DIRECTION:
Repeat the listing below in full, exactly as it stands.

>>>

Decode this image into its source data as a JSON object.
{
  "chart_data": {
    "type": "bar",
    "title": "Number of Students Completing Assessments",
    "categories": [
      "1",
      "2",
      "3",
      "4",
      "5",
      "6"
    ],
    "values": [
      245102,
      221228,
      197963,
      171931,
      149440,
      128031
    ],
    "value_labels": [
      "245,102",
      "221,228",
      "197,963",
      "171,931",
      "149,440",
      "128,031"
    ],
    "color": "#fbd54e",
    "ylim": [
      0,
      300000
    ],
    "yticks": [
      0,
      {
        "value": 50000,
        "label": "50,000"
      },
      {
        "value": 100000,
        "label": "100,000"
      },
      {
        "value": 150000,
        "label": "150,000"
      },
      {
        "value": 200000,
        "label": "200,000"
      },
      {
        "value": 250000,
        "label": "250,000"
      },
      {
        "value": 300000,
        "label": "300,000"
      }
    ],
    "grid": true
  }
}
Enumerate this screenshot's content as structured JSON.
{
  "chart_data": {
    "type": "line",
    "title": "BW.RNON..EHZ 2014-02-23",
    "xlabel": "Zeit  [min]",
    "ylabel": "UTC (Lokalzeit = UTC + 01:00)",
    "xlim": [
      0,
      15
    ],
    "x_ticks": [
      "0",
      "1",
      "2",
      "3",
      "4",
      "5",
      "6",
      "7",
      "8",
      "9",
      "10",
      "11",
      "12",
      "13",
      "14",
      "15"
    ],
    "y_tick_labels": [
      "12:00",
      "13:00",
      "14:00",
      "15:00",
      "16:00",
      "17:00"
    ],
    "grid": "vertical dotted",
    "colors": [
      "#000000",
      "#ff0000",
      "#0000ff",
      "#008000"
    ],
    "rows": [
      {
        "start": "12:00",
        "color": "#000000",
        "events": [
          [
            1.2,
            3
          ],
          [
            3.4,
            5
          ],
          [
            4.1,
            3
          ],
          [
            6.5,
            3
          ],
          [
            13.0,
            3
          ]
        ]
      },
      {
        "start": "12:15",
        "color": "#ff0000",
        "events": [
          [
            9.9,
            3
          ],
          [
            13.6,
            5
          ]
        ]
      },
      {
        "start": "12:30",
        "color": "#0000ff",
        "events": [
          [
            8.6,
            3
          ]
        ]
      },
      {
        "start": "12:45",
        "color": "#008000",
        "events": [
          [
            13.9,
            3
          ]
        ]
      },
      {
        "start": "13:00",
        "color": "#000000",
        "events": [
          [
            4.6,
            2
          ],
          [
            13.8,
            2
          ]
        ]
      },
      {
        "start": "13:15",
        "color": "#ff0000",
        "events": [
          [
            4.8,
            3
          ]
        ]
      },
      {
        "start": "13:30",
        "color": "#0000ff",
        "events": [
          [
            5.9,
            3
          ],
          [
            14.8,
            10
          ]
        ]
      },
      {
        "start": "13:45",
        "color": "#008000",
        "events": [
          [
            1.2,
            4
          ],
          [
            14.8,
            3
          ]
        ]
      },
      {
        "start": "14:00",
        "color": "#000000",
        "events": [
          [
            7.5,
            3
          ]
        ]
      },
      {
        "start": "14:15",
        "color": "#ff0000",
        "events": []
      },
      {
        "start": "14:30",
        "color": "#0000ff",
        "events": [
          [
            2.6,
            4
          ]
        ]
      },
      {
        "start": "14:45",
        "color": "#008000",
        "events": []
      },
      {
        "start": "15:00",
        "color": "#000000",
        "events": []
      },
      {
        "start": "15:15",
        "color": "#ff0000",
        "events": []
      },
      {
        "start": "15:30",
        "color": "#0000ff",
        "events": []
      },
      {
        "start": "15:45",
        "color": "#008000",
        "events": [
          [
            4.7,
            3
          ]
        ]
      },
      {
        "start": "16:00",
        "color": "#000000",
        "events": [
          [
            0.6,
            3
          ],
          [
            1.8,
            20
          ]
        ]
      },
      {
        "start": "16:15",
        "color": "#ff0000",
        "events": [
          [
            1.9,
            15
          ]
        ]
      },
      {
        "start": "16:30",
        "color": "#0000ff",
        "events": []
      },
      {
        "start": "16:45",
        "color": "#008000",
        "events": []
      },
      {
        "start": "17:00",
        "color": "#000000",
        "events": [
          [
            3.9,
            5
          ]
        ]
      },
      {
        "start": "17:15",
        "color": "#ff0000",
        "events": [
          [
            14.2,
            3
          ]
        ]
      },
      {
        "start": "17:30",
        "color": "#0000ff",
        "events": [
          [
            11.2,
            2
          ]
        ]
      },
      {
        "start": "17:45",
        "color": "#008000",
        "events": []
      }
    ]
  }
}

<<<

EXPECTED ANSWER:
Decode this image into its source data as a JSON object.
{
  "chart_data": {
    "type": "bar",
    "title": "Number of Students Completing Assessments",
    "categories": [
      "1",
      "2",
      "3",
      "4",
      "5",
      "6"
    ],
    "values": [
      245102,
      221228,
      197963,
      171931,
      149440,
      128031
    ],
    "value_labels": [
      "245,102",
      "221,228",
      "197,963",
      "171,931",
      "149,440",
      "128,031"
    ],
    "color": "#fbd54e",
    "ylim": [
      0,
      300000
    ],
    "yticks": [
      0,
      {
        "value": 50000,
        "label": "50,000"
      },
      {
        "value": 100000,
        "label": "100,000"
      },
      {
        "value": 150000,
        "label": "150,000"
      },
      {
        "value": 200000,
        "label": "200,000"
      },
      {
        "value": 250000,
        "label": "250,000"
      },
      {
        "value": 300000,
        "label": "300,000"
      }
    ],
    "grid": true
  }
}
Enumerate this screenshot's content as structured JSON.
{
  "chart_data": {
    "type": "line",
    "title": "BW.RNON..EHZ 2014-02-23",
    "xlabel": "Zeit  [min]",
    "ylabel": "UTC (Lokalzeit = UTC + 01:00)",
    "xlim": [
      0,
      15
    ],
    "x_ticks": [
      "0",
      "1",
      "2",
      "3",
      "4",
      "5",
      "6",
      "7",
      "8",
      "9",
      "10",
      "11",
      "12",
      "13",
      "14",
      "15"
    ],
    "y_tick_labels": [
      "12:00",
      "13:00",
      "14:00",
      "15:00",
      "16:00",
      "17:00"
    ],
    "grid": "vertical dotted",
    "colors": [
      "#000000",
      "#ff0000",
      "#0000ff",
      "#008000"
    ],
    "rows": [
      {
        "start": "12:00",
        "color": "#000000",
        "events": [
          [
            1.2,
            3
          ],
          [
            3.4,
            5
          ],
          [
            4.1,
            3
          ],
          [
            6.5,
            3
          ],
          [
            13.0,
            3
          ]
        ]
      },
      {
        "start": "12:15",
        "color": "#ff0000",
        "events": [
          [
            9.9,
            3
          ],
          [
            13.6,
            5
          ]
        ]
      },
      {
        "start": "12:30",
        "color": "#0000ff",
        "events": [
          [
            8.6,
            3
          ]
        ]
      },
      {
        "start": "12:45",
        "color": "#008000",
        "events": [
          [
            13.9,
            3
          ]
        ]
      },
      {
        "start": "13:00",
        "color": "#000000",
        "events": [
          [
            4.6,
            2
          ],
          [
            13.8,
            2
          ]
        ]
      },
      {
        "start": "13:15",
        "color": "#ff0000",
        "events": [
          [
            4.8,
            3
          ]
        ]
      },
      {
        "start": "13:30",
        "color": "#0000ff",
        "events": [
          [
            5.9,
            3
          ],
          [
            14.8,
            10
          ]
        ]
      },
      {
        "start": "13:45",
        "color": "#008000",
        "events": [
          [
            1.2,
            4
          ],
          [
            14.8,
            3
          ]
        ]
      },
      {
        "start": "14:00",
        "color": "#000000",
        "events": [
          [
            7.5,
            3
          ]
        ]
      },
      {
        "start": "14:15",
        "color": "#ff0000",
        "events": []
      },
      {
        "start": "14:30",
        "color": "#0000ff",
        "events": [
          [
            2.6,
            4
          ]
        ]
      },
      {
        "start": "14:45",
        "color": "#008000",
        "events": []
      },
      {
        "start": "15:00",
        "color": "#000000",
        "events": []
      },
      {
        "start": "15:15",
        "color": "#ff0000",
        "events": []
      },
      {
        "start": "15:30",
        "color": "#0000ff",
        "events": []
      },
      {
        "start": "15:45",
        "color": "#008000",
        "events": [
          [
            4.7,
            3
          ]
        ]
      },
      {
        "start": "16:00",
        "color": "#000000",
        "events": [
          [
            0.6,
            3
          ],
          [
            1.8,
            20
          ]
        ]
      },
      {
        "start": "16:15",
        "color": "#ff0000",
        "events": [
          [
            1.9,
            15
          ]
        ]
      },
      {
        "start": "16:30",
        "color": "#0000ff",
        "events": []
      },
      {
        "start": "16:45",
        "color": "#008000",
        "events": []
      },
      {
        "start": "17:00",
        "color": "#000000",
        "events": [
          [
            3.9,
            5
          ]
        ]
      },
      {
        "start": "17:15",
        "color": "#ff0000",
        "events": [
          [
            14.2,
            3
          ]
        ]
      },
      {
        "start": "17:30",
        "color": "#0000ff",
        "events": [
          [
            11.2,
            2
          ]
        ]
      },
      {
        "start": "17:45",
        "color": "#008000",
        "events": []
      }
    ]
  }
}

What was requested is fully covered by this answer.